- What to do: The entire listing is to be repeated verbatim.

- Data provided:

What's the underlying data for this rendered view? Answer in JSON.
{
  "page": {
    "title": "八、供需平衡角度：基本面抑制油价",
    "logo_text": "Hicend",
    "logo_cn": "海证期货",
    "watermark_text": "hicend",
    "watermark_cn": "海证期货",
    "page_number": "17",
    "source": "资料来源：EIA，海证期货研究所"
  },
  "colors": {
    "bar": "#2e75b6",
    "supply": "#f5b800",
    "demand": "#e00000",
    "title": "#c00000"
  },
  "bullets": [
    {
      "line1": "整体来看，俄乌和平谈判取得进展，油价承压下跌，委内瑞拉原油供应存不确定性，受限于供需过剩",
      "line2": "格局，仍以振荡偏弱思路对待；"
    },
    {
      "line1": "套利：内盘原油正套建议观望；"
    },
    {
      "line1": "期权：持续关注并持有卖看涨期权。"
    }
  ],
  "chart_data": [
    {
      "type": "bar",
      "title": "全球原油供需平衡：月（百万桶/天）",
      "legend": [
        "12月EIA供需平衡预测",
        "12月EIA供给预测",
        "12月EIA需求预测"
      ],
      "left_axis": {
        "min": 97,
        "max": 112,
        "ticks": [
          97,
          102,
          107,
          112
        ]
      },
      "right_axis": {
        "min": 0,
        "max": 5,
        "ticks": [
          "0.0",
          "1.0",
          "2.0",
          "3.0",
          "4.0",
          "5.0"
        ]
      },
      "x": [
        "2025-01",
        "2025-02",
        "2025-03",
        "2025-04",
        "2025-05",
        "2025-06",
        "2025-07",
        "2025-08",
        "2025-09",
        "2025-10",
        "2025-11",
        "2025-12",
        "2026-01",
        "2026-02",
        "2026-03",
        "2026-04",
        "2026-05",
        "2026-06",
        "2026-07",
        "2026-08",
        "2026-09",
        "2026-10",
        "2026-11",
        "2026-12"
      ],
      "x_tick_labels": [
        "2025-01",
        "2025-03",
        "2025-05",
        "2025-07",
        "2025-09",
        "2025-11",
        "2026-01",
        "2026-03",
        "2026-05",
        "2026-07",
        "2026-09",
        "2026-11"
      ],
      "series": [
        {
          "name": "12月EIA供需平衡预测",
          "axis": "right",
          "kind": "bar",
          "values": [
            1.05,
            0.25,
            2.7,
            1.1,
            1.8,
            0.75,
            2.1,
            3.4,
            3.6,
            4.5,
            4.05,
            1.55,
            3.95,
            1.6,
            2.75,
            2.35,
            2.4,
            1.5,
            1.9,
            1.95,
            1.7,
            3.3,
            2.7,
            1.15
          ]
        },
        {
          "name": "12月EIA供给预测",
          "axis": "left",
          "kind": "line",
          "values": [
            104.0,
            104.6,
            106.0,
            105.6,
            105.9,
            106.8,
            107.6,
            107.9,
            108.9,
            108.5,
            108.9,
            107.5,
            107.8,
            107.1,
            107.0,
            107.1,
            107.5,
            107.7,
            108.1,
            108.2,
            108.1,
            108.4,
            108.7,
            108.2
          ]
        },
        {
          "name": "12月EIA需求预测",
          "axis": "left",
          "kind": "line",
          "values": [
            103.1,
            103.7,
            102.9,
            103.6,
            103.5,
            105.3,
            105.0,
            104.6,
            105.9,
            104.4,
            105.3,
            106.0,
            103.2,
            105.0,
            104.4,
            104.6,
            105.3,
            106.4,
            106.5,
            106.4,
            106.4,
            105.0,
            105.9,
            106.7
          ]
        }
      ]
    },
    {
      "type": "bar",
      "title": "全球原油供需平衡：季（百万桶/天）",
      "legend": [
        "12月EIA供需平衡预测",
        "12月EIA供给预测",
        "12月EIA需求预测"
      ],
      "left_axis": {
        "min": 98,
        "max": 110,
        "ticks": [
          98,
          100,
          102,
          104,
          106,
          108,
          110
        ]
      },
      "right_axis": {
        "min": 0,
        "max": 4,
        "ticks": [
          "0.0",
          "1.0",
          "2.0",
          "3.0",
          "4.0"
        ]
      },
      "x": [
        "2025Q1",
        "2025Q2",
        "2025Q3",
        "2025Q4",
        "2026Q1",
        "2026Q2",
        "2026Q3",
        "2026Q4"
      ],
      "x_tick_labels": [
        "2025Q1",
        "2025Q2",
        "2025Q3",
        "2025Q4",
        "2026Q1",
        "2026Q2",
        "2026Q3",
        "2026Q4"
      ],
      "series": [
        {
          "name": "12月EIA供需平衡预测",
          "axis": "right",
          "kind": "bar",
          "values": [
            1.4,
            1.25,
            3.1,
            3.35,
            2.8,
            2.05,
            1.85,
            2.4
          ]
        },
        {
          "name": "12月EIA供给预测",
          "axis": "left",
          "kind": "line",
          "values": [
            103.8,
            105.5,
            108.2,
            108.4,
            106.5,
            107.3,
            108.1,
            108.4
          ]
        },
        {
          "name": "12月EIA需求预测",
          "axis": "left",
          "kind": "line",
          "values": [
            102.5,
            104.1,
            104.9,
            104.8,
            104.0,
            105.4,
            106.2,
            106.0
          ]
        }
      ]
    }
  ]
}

- Written response:
What's the underlying data for this rendered view? Answer in JSON.
{
  "page": {
    "title": "八、供需平衡角度：基本面抑制油价",
    "logo_text": "Hicend",
    "logo_cn": "海证期货",
    "watermark_text": "hicend",
    "watermark_cn": "海证期货",
    "page_number": "17",
    "source": "资料来源：EIA，海证期货研究所"
  },
  "colors": {
    "bar": "#2e75b6",
    "supply": "#f5b800",
    "demand": "#e00000",
    "title": "#c00000"
  },
  "bullets": [
    {
      "line1": "整体来看，俄乌和平谈判取得进展，油价承压下跌，委内瑞拉原油供应存不确定性，受限于供需过剩",
      "line2": "格局，仍以振荡偏弱思路对待；"
    },
    {
      "line1": "套利：内盘原油正套建议观望；"
    },
    {
      "line1": "期权：持续关注并持有卖看涨期权。"
    }
  ],
  "chart_data": [
    {
      "type": "bar",
      "title": "全球原油供需平衡：月（百万桶/天）",
      "legend": [
        "12月EIA供需平衡预测",
        "12月EIA供给预测",
        "12月EIA需求预测"
      ],
      "left_axis": {
        "min": 97,
        "max": 112,
        "ticks": [
          97,
          102,
          107,
          112
        ]
      },
      "right_axis": {
        "min": 0,
        "max": 5,
        "ticks": [
          "0.0",
          "1.0",
          "2.0",
          "3.0",
          "4.0",
          "5.0"
        ]
      },
      "x": [
        "2025-01",
        "2025-02",
        "2025-03",
        "2025-04",
        "2025-05",
        "2025-06",
        "2025-07",
        "2025-08",
        "2025-09",
        "2025-10",
        "2025-11",
        "2025-12",
        "2026-01",
        "2026-02",
        "2026-03",
        "2026-04",
        "2026-05",
        "2026-06",
        "2026-07",
        "2026-08",
        "2026-09",
        "2026-10",
        "2026-11",
        "2026-12"
      ],
      "x_tick_labels": [
        "2025-01",
        "2025-03",
        "2025-05",
        "2025-07",
        "2025-09",
        "2025-11",
        "2026-01",
        "2026-03",
        "2026-05",
        "2026-07",
        "2026-09",
        "2026-11"
      ],
      "series": [
        {
          "name": "12月EIA供需平衡预测",
          "axis": "right",
          "kind": "bar",
          "values": [
            1.05,
            0.25,
            2.7,
            1.1,
            1.8,
            0.75,
            2.1,
            3.4,
            3.6,
            4.5,
            4.05,
            1.55,
            3.95,
            1.6,
            2.75,
            2.35,
            2.4,
            1.5,
            1.9,
            1.95,
            1.7,
            3.3,
            2.7,
            1.15
          ]
        },
        {
          "name": "12月EIA供给预测",
          "axis": "left",
          "kind": "line",
          "values": [
            104.0,
            104.6,
            106.0,
            105.6,
            105.9,
            106.8,
            107.6,
            107.9,
            108.9,
            108.5,
            108.9,
            107.5,
            107.8,
            107.1,
            107.0,
            107.1,
            107.5,
            107.7,
            108.1,
            108.2,
            108.1,
            108.4,
            108.7,
            108.2
          ]
        },
        {
          "name": "12月EIA需求预测",
          "axis": "left",
          "kind": "line",
          "values": [
            103.1,
            103.7,
            102.9,
            103.6,
            103.5,
            105.3,
            105.0,
            104.6,
            105.9,
            104.4,
            105.3,
            106.0,
            103.2,
            105.0,
            104.4,
            104.6,
            105.3,
            106.4,
            106.5,
            106.4,
            106.4,
            105.0,
            105.9,
            106.7
          ]
        }
      ]
    },
    {
      "type": "bar",
      "title": "全球原油供需平衡：季（百万桶/天）",
      "legend": [
        "12月EIA供需平衡预测",
        "12月EIA供给预测",
        "12月EIA需求预测"
      ],
      "left_axis": {
        "min": 98,
        "max": 110,
        "ticks": [
          98,
          100,
          102,
          104,
          106,
          108,
          110
        ]
      },
      "right_axis": {
        "min": 0,
        "max": 4,
        "ticks": [
          "0.0",
          "1.0",
          "2.0",
          "3.0",
          "4.0"
        ]
      },
      "x": [
        "2025Q1",
        "2025Q2",
        "2025Q3",
        "2025Q4",
        "2026Q1",
        "2026Q2",
        "2026Q3",
        "2026Q4"
      ],
      "x_tick_labels": [
        "2025Q1",
        "2025Q2",
        "2025Q3",
        "2025Q4",
        "2026Q1",
        "2026Q2",
        "2026Q3",
        "2026Q4"
      ],
      "series": [
        {
          "name": "12月EIA供需平衡预测",
          "axis": "right",
          "kind": "bar",
          "values": [
            1.4,
            1.25,
            3.1,
            3.35,
            2.8,
            2.05,
            1.85,
            2.4
          ]
        },
        {
          "name": "12月EIA供给预测",
          "axis": "left",
          "kind": "line",
          "values": [
            103.8,
            105.5,
            108.2,
            108.4,
            106.5,
            107.3,
            108.1,
            108.4
          ]
        },
        {
          "name": "12月EIA需求预测",
          "axis": "left",
          "kind": "line",
          "values": [
            102.5,
            104.1,
            104.9,
            104.8,
            104.0,
            105.4,
            106.2,
            106.0
          ]
        }
      ]
    }
  ]
}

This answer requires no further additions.